### TASK DETAILS
Copy each line where the word "JSON" occurs.

(Records from a collection)
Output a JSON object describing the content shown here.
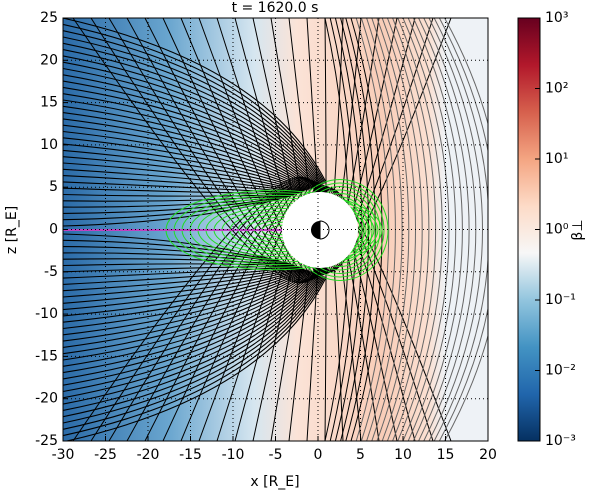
{
  "chart_data": {
    "type": "heatmap",
    "title": "t = 1620.0 s",
    "xlabel": "x [R_E]",
    "ylabel": "z [R_E]",
    "xlim": [
      -30,
      20
    ],
    "ylim": [
      -25,
      25
    ],
    "xticks": [
      -30,
      -25,
      -20,
      -15,
      -10,
      -5,
      0,
      5,
      10,
      15,
      20
    ],
    "yticks": [
      -25,
      -20,
      -15,
      -10,
      -5,
      0,
      5,
      10,
      15,
      20,
      25
    ],
    "grid": true,
    "colorbar": {
      "label": "β⊥",
      "log": true,
      "lim": [
        0.001,
        1000
      ],
      "colors": [
        "#053061",
        "#2166ac",
        "#4393c3",
        "#92c5de",
        "#f7f7f7",
        "#fddbc7",
        "#f4a582",
        "#d6604d",
        "#b2182b",
        "#67001f"
      ],
      "ticks": [
        {
          "value": 0.001,
          "label": "10⁻³"
        },
        {
          "value": 0.01,
          "label": "10⁻²"
        },
        {
          "value": 0.1,
          "label": "10⁻¹"
        },
        {
          "value": 1,
          "label": "10⁰"
        },
        {
          "value": 10,
          "label": "10¹"
        },
        {
          "value": 100,
          "label": "10²"
        },
        {
          "value": 1000,
          "label": "10³"
        }
      ]
    }
  }
}
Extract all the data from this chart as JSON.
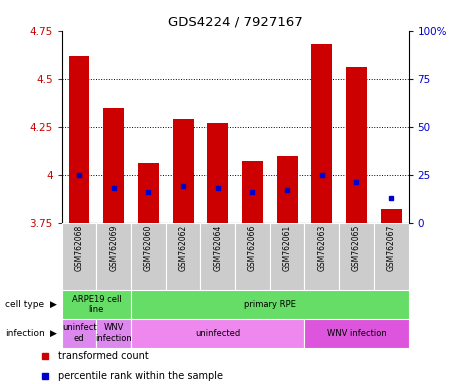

### EXERCISE RESPONSE
Output a JSON object describing the content shown here.
Extract all the data from this chart as JSON.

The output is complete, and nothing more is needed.